Each line below must be set down exactly; omit any image you find.

-------- Extracted entries

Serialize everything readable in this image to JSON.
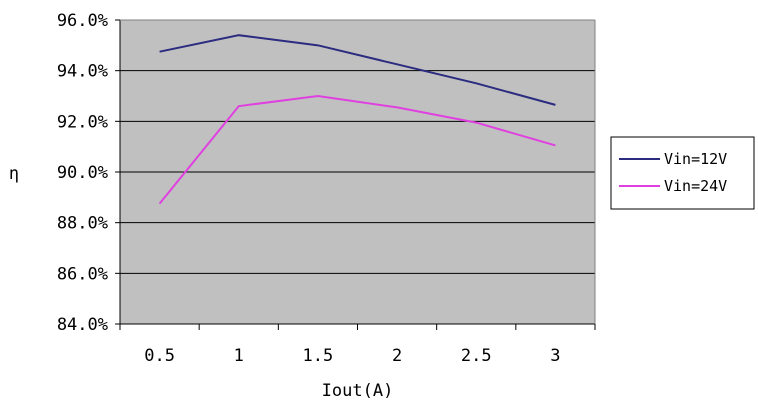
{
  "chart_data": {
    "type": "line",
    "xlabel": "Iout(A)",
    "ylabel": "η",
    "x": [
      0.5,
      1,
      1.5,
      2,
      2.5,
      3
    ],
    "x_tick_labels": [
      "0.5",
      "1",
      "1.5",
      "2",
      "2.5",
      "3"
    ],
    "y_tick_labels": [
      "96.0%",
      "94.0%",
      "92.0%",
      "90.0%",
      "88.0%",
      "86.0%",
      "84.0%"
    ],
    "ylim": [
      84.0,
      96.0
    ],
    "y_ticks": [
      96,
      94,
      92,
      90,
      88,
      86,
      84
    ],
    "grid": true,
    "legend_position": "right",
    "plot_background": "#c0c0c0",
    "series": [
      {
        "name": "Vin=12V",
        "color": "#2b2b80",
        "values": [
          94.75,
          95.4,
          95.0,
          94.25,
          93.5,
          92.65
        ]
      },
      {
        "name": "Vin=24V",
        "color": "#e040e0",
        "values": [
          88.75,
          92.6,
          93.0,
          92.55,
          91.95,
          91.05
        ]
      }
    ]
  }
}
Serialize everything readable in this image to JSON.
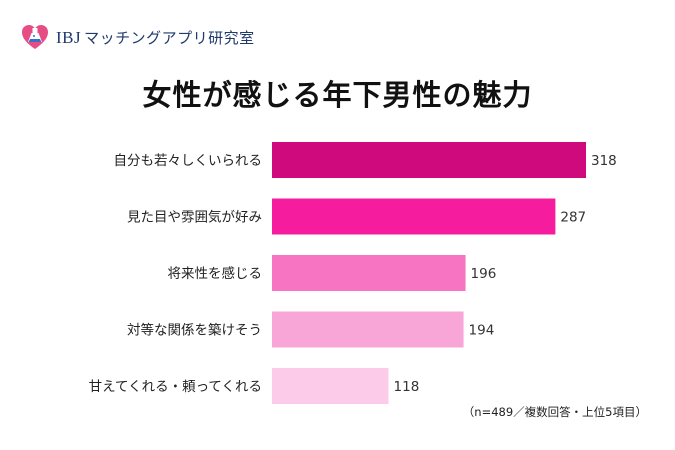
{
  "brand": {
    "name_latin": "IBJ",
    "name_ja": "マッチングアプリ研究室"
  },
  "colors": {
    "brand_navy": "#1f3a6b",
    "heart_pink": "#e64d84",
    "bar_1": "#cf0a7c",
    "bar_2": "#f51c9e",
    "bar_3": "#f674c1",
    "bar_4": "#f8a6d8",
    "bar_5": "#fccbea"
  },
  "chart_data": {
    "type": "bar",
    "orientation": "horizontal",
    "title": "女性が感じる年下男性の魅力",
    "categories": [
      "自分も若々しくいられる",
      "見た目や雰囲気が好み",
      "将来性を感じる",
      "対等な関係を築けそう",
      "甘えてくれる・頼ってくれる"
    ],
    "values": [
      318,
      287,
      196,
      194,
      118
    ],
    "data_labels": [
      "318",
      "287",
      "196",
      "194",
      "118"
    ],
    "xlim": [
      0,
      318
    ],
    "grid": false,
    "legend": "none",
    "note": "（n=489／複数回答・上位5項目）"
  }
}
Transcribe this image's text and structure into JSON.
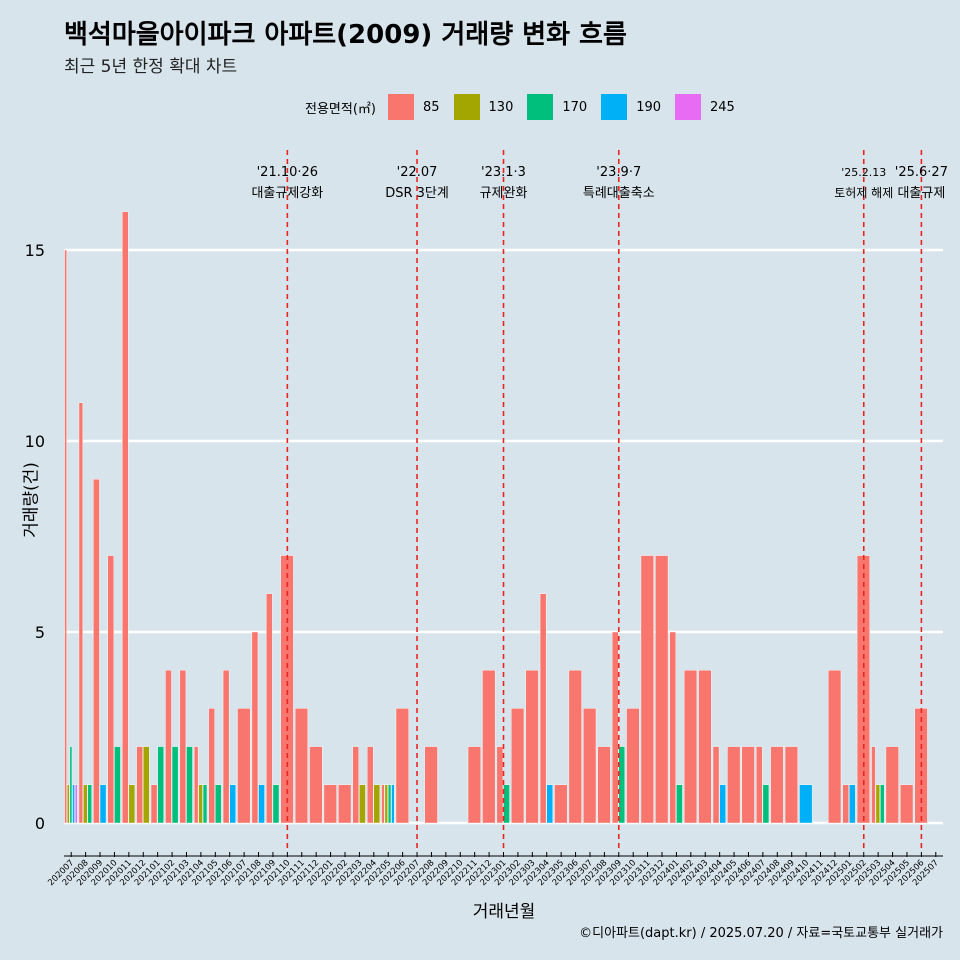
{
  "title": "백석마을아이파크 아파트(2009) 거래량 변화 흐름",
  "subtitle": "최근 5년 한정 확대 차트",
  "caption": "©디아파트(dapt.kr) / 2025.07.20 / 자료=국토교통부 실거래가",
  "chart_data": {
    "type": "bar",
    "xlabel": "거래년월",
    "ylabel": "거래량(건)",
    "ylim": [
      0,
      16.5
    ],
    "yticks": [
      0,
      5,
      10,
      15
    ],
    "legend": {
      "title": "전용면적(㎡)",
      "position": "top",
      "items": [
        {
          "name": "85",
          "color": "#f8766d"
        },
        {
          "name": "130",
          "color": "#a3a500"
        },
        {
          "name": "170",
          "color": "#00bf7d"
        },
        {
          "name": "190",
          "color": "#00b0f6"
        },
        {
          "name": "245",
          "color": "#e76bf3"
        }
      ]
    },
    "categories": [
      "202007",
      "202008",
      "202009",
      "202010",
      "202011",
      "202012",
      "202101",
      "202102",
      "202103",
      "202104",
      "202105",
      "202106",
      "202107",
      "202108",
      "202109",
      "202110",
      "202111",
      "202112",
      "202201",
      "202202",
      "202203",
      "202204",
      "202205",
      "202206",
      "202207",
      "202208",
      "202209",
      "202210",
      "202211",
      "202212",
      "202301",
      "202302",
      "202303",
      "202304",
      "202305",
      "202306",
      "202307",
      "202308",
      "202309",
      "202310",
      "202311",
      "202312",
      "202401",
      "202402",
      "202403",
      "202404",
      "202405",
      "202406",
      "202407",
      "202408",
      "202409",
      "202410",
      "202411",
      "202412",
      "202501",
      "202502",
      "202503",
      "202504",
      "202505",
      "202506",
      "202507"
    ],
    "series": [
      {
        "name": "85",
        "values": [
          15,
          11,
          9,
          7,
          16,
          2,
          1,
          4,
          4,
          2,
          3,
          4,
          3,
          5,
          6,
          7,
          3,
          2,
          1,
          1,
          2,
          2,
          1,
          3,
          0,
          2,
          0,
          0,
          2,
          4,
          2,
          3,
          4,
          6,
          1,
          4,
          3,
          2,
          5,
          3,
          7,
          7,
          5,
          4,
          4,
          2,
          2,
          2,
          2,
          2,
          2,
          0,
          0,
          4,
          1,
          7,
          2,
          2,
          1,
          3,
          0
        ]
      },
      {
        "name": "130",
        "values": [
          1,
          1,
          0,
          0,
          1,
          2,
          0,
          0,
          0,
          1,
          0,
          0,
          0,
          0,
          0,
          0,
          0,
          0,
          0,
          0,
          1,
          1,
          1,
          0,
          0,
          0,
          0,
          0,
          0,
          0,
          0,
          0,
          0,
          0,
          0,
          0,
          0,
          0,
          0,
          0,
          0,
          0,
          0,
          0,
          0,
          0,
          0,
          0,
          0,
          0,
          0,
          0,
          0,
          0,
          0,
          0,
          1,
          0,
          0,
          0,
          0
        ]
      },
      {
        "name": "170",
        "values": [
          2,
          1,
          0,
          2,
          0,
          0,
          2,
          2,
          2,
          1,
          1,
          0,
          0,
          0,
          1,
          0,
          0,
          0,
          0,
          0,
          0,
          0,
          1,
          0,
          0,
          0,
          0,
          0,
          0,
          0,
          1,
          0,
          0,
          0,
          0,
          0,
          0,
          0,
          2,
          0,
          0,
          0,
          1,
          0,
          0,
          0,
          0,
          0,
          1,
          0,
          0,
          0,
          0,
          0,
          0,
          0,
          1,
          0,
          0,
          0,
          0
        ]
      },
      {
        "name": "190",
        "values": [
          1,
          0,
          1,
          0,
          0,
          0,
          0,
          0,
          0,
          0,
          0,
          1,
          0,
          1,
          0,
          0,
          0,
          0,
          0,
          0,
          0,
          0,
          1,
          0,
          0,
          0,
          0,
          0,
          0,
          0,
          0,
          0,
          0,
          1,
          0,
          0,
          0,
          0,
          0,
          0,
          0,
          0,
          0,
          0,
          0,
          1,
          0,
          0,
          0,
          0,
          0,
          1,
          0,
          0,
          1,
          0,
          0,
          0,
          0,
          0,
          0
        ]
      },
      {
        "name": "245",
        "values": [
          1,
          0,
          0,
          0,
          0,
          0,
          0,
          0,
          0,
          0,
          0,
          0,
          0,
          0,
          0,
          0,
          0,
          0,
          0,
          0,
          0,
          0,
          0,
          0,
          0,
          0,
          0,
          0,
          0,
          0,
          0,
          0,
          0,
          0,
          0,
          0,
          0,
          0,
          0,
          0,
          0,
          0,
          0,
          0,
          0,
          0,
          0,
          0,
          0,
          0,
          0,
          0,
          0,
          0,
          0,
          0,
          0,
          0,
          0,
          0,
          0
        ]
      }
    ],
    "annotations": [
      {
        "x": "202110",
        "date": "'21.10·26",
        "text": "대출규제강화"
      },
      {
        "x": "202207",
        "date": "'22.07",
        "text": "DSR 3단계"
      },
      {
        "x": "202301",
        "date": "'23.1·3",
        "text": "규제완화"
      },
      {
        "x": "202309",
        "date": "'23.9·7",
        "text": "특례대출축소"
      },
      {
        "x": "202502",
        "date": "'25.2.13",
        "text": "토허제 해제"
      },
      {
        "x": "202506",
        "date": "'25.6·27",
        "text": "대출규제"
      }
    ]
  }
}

----------------

(Solution to the exercise)
Serialize everything readable in this image to JSON.
{
  "chart_data": {
    "type": "line",
    "xlabel": "Iout(A)",
    "ylabel": "η",
    "x": [
      0.5,
      1,
      1.5,
      2,
      2.5,
      3
    ],
    "x_tick_labels": [
      "0.5",
      "1",
      "1.5",
      "2",
      "2.5",
      "3"
    ],
    "y_tick_labels": [
      "96.0%",
      "94.0%",
      "92.0%",
      "90.0%",
      "88.0%",
      "86.0%",
      "84.0%"
    ],
    "ylim": [
      84.0,
      96.0
    ],
    "y_ticks": [
      96,
      94,
      92,
      90,
      88,
      86,
      84
    ],
    "grid": true,
    "legend_position": "right",
    "plot_background": "#c0c0c0",
    "series": [
      {
        "name": "Vin=12V",
        "color": "#2b2b80",
        "values": [
          94.75,
          95.4,
          95.0,
          94.25,
          93.5,
          92.65
        ]
      },
      {
        "name": "Vin=24V",
        "color": "#e040e0",
        "values": [
          88.75,
          92.6,
          93.0,
          92.55,
          91.95,
          91.05
        ]
      }
    ]
  }
}
Serialize everything readable in this image to JSON.
{
  "brand": {
    "name_latin": "IBJ",
    "name_ja": "マッチングアプリ研究室"
  },
  "colors": {
    "brand_navy": "#1f3a6b",
    "heart_pink": "#e64d84",
    "bar_1": "#cf0a7c",
    "bar_2": "#f51c9e",
    "bar_3": "#f674c1",
    "bar_4": "#f8a6d8",
    "bar_5": "#fccbea"
  },
  "chart_data": {
    "type": "bar",
    "orientation": "horizontal",
    "title": "女性が感じる年下男性の魅力",
    "categories": [
      "自分も若々しくいられる",
      "見た目や雰囲気が好み",
      "将来性を感じる",
      "対等な関係を築けそう",
      "甘えてくれる・頼ってくれる"
    ],
    "values": [
      318,
      287,
      196,
      194,
      118
    ],
    "data_labels": [
      "318",
      "287",
      "196",
      "194",
      "118"
    ],
    "xlim": [
      0,
      318
    ],
    "grid": false,
    "legend": "none",
    "note": "（n=489／複数回答・上位5項目）"
  }
}
Transcribe this image's text and structure into JSON.
{
  "title": "백석마을아이파크 아파트(2009) 거래량 변화 흐름",
  "subtitle": "최근 5년 한정 확대 차트",
  "caption": "©디아파트(dapt.kr) / 2025.07.20 / 자료=국토교통부 실거래가",
  "chart_data": {
    "type": "bar",
    "xlabel": "거래년월",
    "ylabel": "거래량(건)",
    "ylim": [
      0,
      16.5
    ],
    "yticks": [
      0,
      5,
      10,
      15
    ],
    "legend": {
      "title": "전용면적(㎡)",
      "position": "top",
      "items": [
        {
          "name": "85",
          "color": "#f8766d"
        },
        {
          "name": "130",
          "color": "#a3a500"
        },
        {
          "name": "170",
          "color": "#00bf7d"
        },
        {
          "name": "190",
          "color": "#00b0f6"
        },
        {
          "name": "245",
          "color": "#e76bf3"
        }
      ]
    },
    "categories": [
      "202007",
      "202008",
      "202009",
      "202010",
      "202011",
      "202012",
      "202101",
      "202102",
      "202103",
      "202104",
      "202105",
      "202106",
      "202107",
      "202108",
      "202109",
      "202110",
      "202111",
      "202112",
      "202201",
      "202202",
      "202203",
      "202204",
      "202205",
      "202206",
      "202207",
      "202208",
      "202209",
      "202210",
      "202211",
      "202212",
      "202301",
      "202302",
      "202303",
      "202304",
      "202305",
      "202306",
      "202307",
      "202308",
      "202309",
      "202310",
      "202311",
      "202312",
      "202401",
      "202402",
      "202403",
      "202404",
      "202405",
      "202406",
      "202407",
      "202408",
      "202409",
      "202410",
      "202411",
      "202412",
      "202501",
      "202502",
      "202503",
      "202504",
      "202505",
      "202506",
      "202507"
    ],
    "series": [
      {
        "name": "85",
        "values": [
          15,
          11,
          9,
          7,
          16,
          2,
          1,
          4,
          4,
          2,
          3,
          4,
          3,
          5,
          6,
          7,
          3,
          2,
          1,
          1,
          2,
          2,
          1,
          3,
          0,
          2,
          0,
          0,
          2,
          4,
          2,
          3,
          4,
          6,
          1,
          4,
          3,
          2,
          5,
          3,
          7,
          7,
          5,
          4,
          4,
          2,
          2,
          2,
          2,
          2,
          2,
          0,
          0,
          4,
          1,
          7,
          2,
          2,
          1,
          3,
          0
        ]
      },
      {
        "name": "130",
        "values": [
          1,
          1,
          0,
          0,
          1,
          2,
          0,
          0,
          0,
          1,
          0,
          0,
          0,
          0,
          0,
          0,
          0,
          0,
          0,
          0,
          1,
          1,
          1,
          0,
          0,
          0,
          0,
          0,
          0,
          0,
          0,
          0,
          0,
          0,
          0,
          0,
          0,
          0,
          0,
          0,
          0,
          0,
          0,
          0,
          0,
          0,
          0,
          0,
          0,
          0,
          0,
          0,
          0,
          0,
          0,
          0,
          1,
          0,
          0,
          0,
          0
        ]
      },
      {
        "name": "170",
        "values": [
          2,
          1,
          0,
          2,
          0,
          0,
          2,
          2,
          2,
          1,
          1,
          0,
          0,
          0,
          1,
          0,
          0,
          0,
          0,
          0,
          0,
          0,
          1,
          0,
          0,
          0,
          0,
          0,
          0,
          0,
          1,
          0,
          0,
          0,
          0,
          0,
          0,
          0,
          2,
          0,
          0,
          0,
          1,
          0,
          0,
          0,
          0,
          0,
          1,
          0,
          0,
          0,
          0,
          0,
          0,
          0,
          1,
          0,
          0,
          0,
          0
        ]
      },
      {
        "name": "190",
        "values": [
          1,
          0,
          1,
          0,
          0,
          0,
          0,
          0,
          0,
          0,
          0,
          1,
          0,
          1,
          0,
          0,
          0,
          0,
          0,
          0,
          0,
          0,
          1,
          0,
          0,
          0,
          0,
          0,
          0,
          0,
          0,
          0,
          0,
          1,
          0,
          0,
          0,
          0,
          0,
          0,
          0,
          0,
          0,
          0,
          0,
          1,
          0,
          0,
          0,
          0,
          0,
          1,
          0,
          0,
          1,
          0,
          0,
          0,
          0,
          0,
          0
        ]
      },
      {
        "name": "245",
        "values": [
          1,
          0,
          0,
          0,
          0,
          0,
          0,
          0,
          0,
          0,
          0,
          0,
          0,
          0,
          0,
          0,
          0,
          0,
          0,
          0,
          0,
          0,
          0,
          0,
          0,
          0,
          0,
          0,
          0,
          0,
          0,
          0,
          0,
          0,
          0,
          0,
          0,
          0,
          0,
          0,
          0,
          0,
          0,
          0,
          0,
          0,
          0,
          0,
          0,
          0,
          0,
          0,
          0,
          0,
          0,
          0,
          0,
          0,
          0,
          0,
          0
        ]
      }
    ],
    "annotations": [
      {
        "x": "202110",
        "date": "'21.10·26",
        "text": "대출규제강화"
      },
      {
        "x": "202207",
        "date": "'22.07",
        "text": "DSR 3단계"
      },
      {
        "x": "202301",
        "date": "'23.1·3",
        "text": "규제완화"
      },
      {
        "x": "202309",
        "date": "'23.9·7",
        "text": "특례대출축소"
      },
      {
        "x": "202502",
        "date": "'25.2.13",
        "text": "토허제 해제"
      },
      {
        "x": "202506",
        "date": "'25.6·27",
        "text": "대출규제"
      }
    ]
  }
}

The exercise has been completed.